- _The exercise_: From the entries that follow, list every line in which the string "source" appears.

- _Data shown_:
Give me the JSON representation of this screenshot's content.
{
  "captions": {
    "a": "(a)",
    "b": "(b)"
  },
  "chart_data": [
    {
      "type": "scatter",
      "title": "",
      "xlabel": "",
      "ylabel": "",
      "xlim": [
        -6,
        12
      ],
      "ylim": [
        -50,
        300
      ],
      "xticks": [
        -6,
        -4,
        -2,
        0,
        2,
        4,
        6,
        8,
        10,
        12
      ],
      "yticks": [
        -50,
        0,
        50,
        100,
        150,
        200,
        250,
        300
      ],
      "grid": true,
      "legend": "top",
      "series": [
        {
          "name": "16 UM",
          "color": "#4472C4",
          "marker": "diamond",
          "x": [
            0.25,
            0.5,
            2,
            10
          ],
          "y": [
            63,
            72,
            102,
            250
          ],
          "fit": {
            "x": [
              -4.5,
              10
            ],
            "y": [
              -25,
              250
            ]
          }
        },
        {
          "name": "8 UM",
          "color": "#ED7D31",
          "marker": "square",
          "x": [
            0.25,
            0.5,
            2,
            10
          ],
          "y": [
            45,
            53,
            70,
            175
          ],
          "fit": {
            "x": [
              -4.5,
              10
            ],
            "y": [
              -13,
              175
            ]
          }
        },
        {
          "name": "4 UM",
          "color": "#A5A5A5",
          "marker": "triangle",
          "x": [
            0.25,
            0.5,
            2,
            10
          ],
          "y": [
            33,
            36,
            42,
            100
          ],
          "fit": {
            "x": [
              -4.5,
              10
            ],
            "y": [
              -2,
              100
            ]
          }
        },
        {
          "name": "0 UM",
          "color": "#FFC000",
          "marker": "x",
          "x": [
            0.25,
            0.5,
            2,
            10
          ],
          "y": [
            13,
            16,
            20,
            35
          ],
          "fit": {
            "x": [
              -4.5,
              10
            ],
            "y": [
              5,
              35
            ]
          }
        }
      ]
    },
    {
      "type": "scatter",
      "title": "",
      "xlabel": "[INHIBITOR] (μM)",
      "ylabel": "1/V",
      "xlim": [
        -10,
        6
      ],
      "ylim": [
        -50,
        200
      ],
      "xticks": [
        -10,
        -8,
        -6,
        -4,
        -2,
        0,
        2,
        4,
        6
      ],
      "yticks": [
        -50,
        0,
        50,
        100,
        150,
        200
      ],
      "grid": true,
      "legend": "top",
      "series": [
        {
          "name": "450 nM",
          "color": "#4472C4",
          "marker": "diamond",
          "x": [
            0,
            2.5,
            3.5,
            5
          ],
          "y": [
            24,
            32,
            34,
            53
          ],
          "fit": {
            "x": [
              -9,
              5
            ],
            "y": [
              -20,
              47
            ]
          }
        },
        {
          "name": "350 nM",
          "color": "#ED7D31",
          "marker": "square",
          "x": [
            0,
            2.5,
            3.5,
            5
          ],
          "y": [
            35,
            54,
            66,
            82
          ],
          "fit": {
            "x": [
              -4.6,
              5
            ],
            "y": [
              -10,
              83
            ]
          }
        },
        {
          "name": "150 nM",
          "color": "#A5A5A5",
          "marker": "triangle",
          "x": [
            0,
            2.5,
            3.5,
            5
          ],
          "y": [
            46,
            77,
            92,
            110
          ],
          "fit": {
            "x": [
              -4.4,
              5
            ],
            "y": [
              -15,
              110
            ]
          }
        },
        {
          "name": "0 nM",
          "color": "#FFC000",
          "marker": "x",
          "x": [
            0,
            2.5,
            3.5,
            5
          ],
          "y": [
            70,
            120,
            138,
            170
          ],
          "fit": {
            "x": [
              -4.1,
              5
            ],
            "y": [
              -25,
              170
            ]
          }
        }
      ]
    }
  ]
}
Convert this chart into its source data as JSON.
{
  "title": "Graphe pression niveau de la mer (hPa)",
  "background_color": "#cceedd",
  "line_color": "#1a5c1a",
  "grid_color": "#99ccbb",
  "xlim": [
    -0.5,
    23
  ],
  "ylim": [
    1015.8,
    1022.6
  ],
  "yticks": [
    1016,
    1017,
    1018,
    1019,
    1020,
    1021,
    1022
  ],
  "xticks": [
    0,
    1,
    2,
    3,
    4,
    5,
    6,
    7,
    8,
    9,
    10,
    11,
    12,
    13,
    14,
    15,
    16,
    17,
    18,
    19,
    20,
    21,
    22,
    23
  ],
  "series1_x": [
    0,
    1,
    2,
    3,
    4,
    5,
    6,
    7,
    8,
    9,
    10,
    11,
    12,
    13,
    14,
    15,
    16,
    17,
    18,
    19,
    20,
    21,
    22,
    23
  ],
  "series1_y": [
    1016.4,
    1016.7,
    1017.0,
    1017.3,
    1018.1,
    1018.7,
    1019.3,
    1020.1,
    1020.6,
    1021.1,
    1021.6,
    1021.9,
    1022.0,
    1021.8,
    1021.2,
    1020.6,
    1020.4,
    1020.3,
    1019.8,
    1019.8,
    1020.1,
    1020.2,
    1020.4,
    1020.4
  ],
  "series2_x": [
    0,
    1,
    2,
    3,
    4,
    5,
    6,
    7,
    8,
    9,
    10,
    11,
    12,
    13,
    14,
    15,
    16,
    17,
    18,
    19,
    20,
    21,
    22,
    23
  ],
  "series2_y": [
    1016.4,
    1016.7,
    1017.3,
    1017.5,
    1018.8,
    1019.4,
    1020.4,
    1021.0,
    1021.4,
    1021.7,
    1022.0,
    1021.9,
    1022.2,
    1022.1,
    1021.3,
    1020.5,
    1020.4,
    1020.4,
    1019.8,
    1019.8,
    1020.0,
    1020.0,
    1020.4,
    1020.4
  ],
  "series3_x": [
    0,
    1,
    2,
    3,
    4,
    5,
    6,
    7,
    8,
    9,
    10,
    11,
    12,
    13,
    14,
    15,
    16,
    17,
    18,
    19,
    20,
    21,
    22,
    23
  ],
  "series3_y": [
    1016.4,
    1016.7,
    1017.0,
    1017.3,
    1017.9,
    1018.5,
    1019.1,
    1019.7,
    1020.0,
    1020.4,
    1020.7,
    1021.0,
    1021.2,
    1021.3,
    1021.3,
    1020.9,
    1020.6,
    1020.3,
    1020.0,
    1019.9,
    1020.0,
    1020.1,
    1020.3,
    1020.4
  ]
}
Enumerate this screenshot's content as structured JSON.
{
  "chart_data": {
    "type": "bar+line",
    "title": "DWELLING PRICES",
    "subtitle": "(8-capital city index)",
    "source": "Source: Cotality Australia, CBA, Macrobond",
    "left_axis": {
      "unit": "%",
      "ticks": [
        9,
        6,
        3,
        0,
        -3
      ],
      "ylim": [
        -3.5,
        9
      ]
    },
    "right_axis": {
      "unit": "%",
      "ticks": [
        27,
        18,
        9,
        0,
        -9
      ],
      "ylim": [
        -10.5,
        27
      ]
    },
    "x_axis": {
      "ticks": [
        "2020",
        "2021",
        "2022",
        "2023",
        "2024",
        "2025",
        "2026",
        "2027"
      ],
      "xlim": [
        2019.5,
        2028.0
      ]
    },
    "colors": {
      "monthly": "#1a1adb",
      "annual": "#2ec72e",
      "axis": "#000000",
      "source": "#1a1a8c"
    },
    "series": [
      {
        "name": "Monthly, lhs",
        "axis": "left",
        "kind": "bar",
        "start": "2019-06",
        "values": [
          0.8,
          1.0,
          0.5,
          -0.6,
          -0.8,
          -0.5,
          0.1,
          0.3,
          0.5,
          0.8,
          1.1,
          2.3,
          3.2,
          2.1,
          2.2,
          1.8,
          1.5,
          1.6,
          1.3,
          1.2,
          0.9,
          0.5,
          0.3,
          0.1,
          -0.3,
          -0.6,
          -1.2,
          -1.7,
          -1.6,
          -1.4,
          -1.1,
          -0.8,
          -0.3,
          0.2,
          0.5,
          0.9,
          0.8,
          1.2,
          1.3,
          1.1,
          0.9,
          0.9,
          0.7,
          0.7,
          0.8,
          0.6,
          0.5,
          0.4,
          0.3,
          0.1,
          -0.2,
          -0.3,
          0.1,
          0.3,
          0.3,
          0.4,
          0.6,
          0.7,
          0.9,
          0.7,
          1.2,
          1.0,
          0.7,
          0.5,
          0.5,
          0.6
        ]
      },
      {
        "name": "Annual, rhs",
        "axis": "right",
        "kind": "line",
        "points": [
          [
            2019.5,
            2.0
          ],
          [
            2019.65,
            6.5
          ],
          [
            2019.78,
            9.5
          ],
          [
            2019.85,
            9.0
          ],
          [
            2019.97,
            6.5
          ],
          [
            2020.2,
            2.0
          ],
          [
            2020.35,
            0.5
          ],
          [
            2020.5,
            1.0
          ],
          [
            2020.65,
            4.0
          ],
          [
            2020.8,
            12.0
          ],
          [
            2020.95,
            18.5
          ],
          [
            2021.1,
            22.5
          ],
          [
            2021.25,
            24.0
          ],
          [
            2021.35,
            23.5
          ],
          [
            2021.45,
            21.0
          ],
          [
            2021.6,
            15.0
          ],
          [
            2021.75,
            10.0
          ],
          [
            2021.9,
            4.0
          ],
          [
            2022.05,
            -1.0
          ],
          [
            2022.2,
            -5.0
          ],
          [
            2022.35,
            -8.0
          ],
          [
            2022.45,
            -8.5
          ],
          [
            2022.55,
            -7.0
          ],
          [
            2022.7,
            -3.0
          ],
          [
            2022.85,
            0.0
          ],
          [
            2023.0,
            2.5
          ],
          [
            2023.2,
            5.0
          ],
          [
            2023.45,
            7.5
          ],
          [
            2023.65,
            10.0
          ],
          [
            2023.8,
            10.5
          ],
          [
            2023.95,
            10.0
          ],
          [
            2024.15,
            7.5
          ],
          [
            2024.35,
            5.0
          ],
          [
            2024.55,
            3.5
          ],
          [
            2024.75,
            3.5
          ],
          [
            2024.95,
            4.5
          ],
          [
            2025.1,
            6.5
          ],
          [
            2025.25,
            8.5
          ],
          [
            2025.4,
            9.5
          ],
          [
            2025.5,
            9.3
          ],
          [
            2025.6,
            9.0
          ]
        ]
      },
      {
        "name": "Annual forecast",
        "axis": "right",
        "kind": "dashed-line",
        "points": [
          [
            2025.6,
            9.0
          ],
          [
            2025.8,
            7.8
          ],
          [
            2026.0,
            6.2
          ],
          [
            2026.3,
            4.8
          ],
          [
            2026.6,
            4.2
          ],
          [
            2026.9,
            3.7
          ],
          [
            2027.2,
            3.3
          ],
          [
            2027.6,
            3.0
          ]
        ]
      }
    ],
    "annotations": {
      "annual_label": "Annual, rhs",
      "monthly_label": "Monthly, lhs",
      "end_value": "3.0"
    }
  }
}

- _Written solution_:
Convert this chart into its source data as JSON.
    "source": "Source: Cotality Australia, CBA, Macrobond",
      "source": "#1a1a8c"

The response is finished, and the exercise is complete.